Pick out the lines in the listing below that contain the word "seated" and copy them.

> [Supplied material]:
··········
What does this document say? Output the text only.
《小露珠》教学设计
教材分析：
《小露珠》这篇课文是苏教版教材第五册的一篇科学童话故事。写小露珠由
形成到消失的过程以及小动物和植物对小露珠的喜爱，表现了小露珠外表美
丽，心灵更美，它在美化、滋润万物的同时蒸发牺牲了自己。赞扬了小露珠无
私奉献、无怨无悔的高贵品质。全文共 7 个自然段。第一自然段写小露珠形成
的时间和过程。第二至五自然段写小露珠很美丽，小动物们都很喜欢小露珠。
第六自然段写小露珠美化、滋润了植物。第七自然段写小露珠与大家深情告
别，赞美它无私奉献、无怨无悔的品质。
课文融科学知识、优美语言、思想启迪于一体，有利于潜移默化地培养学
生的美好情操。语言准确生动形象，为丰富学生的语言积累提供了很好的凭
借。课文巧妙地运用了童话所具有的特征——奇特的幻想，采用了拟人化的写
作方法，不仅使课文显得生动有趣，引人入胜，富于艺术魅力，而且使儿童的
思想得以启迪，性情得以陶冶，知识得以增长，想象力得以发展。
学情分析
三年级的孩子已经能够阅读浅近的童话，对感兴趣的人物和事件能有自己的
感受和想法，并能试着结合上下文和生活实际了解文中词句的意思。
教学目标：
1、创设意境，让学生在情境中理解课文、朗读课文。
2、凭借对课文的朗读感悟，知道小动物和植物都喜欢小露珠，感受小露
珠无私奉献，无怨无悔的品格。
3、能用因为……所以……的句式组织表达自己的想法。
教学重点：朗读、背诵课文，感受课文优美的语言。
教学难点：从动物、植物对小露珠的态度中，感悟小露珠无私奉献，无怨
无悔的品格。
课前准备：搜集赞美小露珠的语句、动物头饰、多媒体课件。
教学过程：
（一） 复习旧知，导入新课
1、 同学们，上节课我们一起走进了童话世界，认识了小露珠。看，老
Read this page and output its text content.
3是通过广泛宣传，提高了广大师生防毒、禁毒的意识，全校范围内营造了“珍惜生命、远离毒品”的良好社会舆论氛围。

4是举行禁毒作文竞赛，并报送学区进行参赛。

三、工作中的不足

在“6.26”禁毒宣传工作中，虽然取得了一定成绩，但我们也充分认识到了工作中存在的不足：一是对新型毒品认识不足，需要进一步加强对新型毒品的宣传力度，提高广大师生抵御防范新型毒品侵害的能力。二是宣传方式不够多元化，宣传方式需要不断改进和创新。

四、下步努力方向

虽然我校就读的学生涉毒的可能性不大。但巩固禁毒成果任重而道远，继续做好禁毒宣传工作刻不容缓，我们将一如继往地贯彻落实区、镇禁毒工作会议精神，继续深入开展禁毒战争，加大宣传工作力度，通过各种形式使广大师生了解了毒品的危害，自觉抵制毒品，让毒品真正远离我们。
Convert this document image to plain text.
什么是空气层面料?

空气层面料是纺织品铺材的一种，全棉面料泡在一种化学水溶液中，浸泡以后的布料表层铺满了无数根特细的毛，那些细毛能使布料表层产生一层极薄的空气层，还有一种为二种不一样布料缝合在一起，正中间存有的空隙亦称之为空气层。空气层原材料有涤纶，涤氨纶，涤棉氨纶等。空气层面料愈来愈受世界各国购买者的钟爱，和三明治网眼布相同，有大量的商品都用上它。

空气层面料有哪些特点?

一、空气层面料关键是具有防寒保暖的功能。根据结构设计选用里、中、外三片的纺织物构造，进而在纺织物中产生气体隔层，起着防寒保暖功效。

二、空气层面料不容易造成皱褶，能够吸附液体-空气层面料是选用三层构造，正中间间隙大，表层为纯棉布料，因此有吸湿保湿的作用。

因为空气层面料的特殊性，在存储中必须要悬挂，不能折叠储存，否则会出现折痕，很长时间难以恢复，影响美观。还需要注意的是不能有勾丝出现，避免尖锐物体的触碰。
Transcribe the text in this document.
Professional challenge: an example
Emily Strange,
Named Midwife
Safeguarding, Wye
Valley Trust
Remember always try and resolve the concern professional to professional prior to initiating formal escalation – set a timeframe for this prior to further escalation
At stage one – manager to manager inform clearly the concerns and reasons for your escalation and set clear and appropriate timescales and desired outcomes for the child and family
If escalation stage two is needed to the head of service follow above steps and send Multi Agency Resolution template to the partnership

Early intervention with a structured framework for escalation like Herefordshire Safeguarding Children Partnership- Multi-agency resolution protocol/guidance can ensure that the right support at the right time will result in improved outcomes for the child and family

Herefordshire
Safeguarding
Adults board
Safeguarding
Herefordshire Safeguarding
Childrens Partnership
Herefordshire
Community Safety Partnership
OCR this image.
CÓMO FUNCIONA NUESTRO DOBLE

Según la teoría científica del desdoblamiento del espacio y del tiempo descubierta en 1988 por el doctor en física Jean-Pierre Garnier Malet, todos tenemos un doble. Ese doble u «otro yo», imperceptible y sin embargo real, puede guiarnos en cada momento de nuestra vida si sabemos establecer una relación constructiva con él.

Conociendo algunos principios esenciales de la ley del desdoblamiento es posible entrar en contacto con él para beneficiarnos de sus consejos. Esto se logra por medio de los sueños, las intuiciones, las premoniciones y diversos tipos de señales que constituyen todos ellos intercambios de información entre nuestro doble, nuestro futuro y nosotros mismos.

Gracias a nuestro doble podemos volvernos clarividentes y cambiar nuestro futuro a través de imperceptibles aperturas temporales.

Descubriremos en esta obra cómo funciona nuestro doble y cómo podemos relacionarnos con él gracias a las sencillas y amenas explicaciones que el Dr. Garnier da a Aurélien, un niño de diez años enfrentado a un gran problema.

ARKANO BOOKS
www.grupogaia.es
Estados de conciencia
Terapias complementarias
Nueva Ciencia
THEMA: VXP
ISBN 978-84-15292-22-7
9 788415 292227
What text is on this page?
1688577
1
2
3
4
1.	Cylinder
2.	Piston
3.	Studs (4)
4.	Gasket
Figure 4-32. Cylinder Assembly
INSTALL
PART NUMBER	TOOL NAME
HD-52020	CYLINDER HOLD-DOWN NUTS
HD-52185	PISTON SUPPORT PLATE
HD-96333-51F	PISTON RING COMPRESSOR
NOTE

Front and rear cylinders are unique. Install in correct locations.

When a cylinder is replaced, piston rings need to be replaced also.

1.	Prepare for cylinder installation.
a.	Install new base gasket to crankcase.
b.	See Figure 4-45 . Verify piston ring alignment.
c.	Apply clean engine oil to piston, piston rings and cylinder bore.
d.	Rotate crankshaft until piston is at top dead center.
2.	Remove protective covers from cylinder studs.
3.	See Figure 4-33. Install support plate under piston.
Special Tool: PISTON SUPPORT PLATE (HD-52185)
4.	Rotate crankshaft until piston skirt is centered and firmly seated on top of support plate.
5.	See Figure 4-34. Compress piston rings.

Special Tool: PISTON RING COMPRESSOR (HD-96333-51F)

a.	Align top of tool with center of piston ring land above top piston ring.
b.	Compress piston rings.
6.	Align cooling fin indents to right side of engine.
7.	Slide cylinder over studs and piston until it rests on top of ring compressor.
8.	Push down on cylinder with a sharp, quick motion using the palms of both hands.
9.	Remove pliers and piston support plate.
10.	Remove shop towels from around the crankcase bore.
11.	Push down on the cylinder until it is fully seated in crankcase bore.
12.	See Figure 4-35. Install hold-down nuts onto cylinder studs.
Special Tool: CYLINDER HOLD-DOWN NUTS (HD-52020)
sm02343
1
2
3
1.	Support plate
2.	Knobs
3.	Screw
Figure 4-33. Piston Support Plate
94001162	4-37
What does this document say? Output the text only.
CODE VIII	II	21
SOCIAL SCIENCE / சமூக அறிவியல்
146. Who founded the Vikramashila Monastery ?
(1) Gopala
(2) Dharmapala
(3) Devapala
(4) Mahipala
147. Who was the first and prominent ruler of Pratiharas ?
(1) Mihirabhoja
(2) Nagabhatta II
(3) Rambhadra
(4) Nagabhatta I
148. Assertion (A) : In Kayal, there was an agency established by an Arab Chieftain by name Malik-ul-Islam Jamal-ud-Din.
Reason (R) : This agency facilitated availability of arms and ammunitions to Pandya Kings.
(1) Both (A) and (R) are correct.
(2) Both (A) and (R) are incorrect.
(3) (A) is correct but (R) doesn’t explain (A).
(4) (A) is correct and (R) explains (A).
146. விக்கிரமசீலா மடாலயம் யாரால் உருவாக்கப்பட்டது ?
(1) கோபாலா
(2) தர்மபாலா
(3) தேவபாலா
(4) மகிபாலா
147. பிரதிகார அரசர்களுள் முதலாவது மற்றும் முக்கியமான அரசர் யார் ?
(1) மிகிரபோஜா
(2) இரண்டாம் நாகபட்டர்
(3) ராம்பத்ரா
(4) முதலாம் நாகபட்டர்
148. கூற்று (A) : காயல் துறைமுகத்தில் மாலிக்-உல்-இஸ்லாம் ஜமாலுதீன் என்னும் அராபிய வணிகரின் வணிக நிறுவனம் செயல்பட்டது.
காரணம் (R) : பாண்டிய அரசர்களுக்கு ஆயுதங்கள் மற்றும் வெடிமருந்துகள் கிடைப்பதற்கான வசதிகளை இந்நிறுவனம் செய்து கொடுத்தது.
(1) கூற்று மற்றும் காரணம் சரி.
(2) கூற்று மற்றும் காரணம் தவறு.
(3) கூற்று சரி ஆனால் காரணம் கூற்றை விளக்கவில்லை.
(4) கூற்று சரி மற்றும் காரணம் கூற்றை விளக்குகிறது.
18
··········
> [Task solution]:
4.	Rotate crankshaft until piston skirt is centered and firmly seated on top of support plate.
11.	Push down on the cylinder until it is fully seated in crankcase bore.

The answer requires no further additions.